Recorded data:

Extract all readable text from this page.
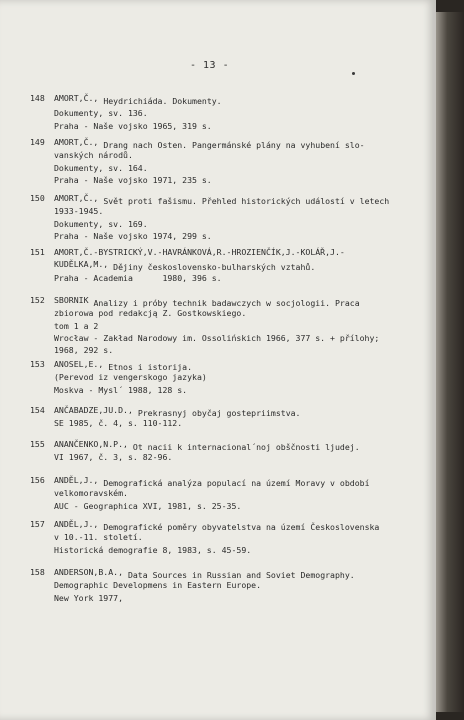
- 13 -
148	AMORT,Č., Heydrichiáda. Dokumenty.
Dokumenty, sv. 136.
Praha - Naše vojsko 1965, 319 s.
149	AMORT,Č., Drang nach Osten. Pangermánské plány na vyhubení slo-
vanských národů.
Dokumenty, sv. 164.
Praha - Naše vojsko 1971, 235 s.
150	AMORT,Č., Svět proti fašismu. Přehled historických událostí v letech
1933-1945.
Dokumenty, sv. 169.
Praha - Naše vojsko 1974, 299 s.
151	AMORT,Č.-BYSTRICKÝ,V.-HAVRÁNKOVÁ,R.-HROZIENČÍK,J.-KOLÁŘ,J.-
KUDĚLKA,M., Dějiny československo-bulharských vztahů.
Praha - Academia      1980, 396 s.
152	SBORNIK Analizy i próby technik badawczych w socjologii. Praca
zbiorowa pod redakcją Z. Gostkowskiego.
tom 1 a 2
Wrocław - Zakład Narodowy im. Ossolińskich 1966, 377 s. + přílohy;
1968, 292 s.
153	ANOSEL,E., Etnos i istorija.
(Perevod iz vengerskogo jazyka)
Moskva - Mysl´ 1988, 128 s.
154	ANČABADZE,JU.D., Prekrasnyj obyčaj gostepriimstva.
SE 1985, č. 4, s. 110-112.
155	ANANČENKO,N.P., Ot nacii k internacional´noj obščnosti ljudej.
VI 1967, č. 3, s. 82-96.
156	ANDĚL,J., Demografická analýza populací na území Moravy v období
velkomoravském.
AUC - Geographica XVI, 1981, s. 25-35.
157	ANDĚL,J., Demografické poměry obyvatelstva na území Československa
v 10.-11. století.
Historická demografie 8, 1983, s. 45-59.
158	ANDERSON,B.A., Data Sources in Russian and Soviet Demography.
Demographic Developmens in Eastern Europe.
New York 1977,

Prompt: Nothing in the entries should change as you copy them, except that the pictures are left out.

Solution for this task:
Extract all readable text from this page.
- 13 -
148	AMORT,Č., Heydrichiáda. Dokumenty.
Dokumenty, sv. 136.
Praha - Naše vojsko 1965, 319 s.
149	AMORT,Č., Drang nach Osten. Pangermánské plány na vyhubení slo-
vanských národů.
Dokumenty, sv. 164.
Praha - Naše vojsko 1971, 235 s.
150	AMORT,Č., Svět proti fašismu. Přehled historických událostí v letech
1933-1945.
Dokumenty, sv. 169.
Praha - Naše vojsko 1974, 299 s.
151	AMORT,Č.-BYSTRICKÝ,V.-HAVRÁNKOVÁ,R.-HROZIENČÍK,J.-KOLÁŘ,J.-
KUDĚLKA,M., Dějiny československo-bulharských vztahů.
Praha - Academia      1980, 396 s.
152	SBORNIK Analizy i próby technik badawczych w socjologii. Praca
zbiorowa pod redakcją Z. Gostkowskiego.
tom 1 a 2
Wrocław - Zakład Narodowy im. Ossolińskich 1966, 377 s. + přílohy;
1968, 292 s.
153	ANOSEL,E., Etnos i istorija.
(Perevod iz vengerskogo jazyka)
Moskva - Mysl´ 1988, 128 s.
154	ANČABADZE,JU.D., Prekrasnyj obyčaj gostepriimstva.
SE 1985, č. 4, s. 110-112.
155	ANANČENKO,N.P., Ot nacii k internacional´noj obščnosti ljudej.
VI 1967, č. 3, s. 82-96.
156	ANDĚL,J., Demografická analýza populací na území Moravy v období
velkomoravském.
AUC - Geographica XVI, 1981, s. 25-35.
157	ANDĚL,J., Demografické poměry obyvatelstva na území Československa
v 10.-11. století.
Historická demografie 8, 1983, s. 45-59.
158	ANDERSON,B.A., Data Sources in Russian and Soviet Demography.
Demographic Developmens in Eastern Europe.
New York 1977,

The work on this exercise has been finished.